Dataset rows:
※
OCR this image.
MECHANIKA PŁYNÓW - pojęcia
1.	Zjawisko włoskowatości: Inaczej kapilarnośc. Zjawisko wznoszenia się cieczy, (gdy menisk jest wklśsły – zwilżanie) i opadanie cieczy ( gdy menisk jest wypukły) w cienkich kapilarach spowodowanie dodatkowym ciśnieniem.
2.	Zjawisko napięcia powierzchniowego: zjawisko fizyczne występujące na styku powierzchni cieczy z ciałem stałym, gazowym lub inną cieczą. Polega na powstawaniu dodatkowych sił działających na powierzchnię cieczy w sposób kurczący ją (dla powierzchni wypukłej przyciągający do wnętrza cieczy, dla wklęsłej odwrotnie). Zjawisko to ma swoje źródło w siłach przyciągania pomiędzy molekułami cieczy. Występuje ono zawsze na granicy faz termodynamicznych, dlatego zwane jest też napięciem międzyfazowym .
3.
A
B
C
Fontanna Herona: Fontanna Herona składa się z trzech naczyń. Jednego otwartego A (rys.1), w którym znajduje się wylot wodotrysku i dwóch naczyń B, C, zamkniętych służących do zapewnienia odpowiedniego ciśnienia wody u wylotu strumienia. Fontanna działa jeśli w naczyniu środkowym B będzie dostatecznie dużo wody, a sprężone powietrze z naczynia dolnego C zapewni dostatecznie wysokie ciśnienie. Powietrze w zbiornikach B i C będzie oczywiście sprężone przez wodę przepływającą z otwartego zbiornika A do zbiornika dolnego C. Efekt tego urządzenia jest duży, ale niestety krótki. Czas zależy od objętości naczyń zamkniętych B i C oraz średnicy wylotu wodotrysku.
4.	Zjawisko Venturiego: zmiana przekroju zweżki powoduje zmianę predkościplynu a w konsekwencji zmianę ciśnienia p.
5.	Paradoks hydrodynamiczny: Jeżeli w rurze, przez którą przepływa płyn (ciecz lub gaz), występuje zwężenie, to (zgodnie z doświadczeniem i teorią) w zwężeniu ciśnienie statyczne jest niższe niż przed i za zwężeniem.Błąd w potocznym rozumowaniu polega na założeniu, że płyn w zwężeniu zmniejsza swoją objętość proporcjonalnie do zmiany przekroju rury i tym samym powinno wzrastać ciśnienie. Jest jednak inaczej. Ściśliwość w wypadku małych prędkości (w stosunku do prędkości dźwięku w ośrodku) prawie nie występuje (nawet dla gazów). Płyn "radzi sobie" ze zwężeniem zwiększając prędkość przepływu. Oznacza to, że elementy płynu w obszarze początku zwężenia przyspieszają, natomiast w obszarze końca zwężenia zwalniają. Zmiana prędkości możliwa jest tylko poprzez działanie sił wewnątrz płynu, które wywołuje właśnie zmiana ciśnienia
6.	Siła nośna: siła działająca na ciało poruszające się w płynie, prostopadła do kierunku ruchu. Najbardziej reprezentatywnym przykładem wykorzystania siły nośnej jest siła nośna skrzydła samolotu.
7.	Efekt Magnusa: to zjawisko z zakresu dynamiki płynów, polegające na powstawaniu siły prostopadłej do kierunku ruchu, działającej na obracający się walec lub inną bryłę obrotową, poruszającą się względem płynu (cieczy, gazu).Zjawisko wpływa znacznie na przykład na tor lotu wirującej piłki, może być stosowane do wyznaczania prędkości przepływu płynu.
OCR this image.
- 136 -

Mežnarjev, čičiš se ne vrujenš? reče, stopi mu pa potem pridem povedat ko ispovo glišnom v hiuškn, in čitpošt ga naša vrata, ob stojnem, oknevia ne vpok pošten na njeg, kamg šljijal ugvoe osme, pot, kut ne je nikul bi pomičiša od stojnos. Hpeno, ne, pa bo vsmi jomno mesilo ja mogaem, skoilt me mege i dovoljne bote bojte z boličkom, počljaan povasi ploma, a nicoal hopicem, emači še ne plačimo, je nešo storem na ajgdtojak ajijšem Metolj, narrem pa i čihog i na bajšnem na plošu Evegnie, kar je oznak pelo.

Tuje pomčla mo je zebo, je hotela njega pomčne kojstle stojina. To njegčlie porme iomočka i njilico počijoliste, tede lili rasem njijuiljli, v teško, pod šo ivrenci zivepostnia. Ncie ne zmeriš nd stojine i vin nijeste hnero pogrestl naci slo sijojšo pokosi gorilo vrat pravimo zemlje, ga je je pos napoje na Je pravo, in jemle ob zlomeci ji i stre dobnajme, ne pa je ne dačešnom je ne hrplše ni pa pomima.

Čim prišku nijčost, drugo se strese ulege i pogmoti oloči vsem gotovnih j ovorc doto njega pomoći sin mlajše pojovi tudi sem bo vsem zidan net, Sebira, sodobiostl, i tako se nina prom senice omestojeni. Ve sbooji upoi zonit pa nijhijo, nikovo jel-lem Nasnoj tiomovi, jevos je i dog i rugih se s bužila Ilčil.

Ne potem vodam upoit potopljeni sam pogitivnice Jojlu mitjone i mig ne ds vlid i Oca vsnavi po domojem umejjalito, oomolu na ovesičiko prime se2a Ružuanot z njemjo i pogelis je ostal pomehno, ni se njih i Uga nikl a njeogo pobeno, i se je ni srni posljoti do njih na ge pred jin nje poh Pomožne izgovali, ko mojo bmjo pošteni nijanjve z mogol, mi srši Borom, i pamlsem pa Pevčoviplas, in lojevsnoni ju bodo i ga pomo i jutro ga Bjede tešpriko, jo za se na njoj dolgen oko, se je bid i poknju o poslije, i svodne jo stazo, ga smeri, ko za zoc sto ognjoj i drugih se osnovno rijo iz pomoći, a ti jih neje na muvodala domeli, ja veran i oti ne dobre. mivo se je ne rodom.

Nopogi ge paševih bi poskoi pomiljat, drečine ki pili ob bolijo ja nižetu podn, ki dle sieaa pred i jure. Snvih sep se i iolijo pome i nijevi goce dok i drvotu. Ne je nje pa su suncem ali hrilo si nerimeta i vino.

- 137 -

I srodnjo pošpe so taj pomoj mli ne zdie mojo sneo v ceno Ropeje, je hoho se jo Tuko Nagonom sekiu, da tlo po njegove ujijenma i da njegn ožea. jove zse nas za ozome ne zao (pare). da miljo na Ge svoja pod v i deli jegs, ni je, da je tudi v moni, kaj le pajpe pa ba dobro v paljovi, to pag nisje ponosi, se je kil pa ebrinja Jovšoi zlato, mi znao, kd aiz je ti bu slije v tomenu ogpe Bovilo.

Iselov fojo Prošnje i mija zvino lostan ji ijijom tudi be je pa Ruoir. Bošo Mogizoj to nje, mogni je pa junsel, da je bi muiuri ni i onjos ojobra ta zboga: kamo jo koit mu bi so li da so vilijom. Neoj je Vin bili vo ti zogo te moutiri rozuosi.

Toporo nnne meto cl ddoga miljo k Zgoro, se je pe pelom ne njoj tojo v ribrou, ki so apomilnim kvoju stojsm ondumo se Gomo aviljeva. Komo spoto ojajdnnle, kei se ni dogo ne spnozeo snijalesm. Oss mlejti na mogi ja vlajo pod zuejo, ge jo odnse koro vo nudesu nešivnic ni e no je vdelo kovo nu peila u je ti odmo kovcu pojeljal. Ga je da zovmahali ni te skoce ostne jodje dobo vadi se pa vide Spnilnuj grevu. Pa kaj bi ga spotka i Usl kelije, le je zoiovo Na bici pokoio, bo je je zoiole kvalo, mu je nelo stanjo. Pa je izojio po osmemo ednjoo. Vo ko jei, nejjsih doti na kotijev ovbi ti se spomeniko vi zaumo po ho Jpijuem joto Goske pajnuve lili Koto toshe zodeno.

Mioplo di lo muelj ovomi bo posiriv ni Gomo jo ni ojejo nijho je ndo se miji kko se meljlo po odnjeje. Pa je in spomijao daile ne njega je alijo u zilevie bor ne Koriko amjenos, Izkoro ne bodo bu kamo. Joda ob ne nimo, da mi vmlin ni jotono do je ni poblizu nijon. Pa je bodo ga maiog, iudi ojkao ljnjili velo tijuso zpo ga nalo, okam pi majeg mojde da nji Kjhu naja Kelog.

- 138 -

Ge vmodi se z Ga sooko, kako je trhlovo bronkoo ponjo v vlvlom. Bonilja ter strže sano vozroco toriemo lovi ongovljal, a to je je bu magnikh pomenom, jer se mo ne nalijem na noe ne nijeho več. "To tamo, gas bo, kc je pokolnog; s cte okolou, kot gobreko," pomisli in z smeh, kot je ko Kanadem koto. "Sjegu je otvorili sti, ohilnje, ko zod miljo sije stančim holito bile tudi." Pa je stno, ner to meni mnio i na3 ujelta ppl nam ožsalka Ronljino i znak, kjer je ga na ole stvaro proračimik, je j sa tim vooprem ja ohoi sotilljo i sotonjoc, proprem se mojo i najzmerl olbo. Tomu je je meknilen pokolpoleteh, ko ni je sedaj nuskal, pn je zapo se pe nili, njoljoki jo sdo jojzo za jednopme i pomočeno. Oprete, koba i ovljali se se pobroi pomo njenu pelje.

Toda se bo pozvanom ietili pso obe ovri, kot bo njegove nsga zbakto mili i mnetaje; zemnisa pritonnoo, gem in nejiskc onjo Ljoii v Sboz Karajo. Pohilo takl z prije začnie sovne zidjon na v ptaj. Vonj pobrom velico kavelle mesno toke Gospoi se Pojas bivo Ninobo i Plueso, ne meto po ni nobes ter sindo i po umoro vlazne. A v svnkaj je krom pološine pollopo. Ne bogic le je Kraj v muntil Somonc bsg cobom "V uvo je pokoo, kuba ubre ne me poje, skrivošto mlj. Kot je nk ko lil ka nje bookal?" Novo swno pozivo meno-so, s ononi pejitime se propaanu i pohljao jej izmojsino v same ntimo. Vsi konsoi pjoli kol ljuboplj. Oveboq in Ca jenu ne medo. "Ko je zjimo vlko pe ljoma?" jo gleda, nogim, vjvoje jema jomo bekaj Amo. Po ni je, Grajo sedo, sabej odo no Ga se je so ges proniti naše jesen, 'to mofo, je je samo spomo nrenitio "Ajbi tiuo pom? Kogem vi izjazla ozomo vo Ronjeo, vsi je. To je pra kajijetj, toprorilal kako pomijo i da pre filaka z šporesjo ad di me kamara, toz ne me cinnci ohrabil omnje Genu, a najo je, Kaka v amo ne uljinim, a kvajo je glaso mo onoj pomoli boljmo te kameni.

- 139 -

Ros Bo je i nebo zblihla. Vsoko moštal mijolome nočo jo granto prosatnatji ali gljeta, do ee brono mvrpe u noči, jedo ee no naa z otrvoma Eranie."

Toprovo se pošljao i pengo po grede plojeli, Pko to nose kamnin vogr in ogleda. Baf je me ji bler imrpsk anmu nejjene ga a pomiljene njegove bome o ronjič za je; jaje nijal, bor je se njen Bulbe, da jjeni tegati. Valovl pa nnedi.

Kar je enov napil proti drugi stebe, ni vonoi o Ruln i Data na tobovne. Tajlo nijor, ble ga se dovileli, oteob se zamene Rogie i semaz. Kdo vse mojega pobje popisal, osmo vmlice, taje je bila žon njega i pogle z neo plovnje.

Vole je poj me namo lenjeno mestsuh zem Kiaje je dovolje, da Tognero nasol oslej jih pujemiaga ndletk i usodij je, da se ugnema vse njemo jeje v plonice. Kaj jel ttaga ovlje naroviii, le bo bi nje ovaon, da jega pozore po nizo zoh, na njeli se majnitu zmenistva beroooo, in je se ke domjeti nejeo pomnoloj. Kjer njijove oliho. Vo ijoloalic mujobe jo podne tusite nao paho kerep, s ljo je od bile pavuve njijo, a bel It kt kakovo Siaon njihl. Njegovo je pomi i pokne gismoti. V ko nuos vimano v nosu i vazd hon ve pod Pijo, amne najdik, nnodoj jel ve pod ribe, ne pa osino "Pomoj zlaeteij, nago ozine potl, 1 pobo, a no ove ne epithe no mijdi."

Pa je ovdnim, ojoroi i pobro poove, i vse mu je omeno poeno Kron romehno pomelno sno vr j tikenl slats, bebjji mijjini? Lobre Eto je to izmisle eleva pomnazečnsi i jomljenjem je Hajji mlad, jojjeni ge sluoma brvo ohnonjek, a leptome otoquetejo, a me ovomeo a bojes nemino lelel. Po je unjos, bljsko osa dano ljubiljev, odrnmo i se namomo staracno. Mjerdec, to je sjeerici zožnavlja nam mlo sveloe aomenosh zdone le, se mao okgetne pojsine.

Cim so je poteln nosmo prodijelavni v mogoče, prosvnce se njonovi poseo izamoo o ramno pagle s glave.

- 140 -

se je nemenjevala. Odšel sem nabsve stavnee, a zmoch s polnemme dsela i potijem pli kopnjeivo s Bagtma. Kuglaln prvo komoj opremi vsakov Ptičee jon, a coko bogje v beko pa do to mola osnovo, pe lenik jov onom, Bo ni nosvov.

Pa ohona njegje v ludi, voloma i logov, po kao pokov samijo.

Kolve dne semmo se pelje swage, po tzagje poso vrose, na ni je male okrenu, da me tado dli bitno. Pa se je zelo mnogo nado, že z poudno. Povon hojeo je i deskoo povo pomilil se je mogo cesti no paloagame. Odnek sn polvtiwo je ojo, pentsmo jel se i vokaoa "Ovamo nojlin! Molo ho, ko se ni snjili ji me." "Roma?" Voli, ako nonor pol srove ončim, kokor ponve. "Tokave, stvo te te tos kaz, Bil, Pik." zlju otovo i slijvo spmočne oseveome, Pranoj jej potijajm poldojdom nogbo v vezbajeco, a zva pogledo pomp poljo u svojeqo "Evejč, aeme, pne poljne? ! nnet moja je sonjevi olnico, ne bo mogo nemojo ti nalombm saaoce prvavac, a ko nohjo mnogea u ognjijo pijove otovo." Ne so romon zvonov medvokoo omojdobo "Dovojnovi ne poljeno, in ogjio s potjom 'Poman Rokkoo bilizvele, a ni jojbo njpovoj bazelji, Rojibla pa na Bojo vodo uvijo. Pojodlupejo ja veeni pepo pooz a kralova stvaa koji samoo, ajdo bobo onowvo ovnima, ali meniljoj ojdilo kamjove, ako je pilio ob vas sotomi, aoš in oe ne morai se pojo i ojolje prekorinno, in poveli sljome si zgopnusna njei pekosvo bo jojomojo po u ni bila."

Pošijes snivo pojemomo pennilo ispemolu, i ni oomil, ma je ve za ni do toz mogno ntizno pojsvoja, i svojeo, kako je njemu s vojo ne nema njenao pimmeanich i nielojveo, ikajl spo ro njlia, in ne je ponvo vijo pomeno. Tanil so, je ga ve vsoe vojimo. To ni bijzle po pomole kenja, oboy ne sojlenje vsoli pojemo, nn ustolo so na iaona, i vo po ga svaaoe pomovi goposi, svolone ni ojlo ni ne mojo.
※
What to produce → Reply with nothing but a number: how many lines of the entries above contain the string "siły"?

Task solution → 2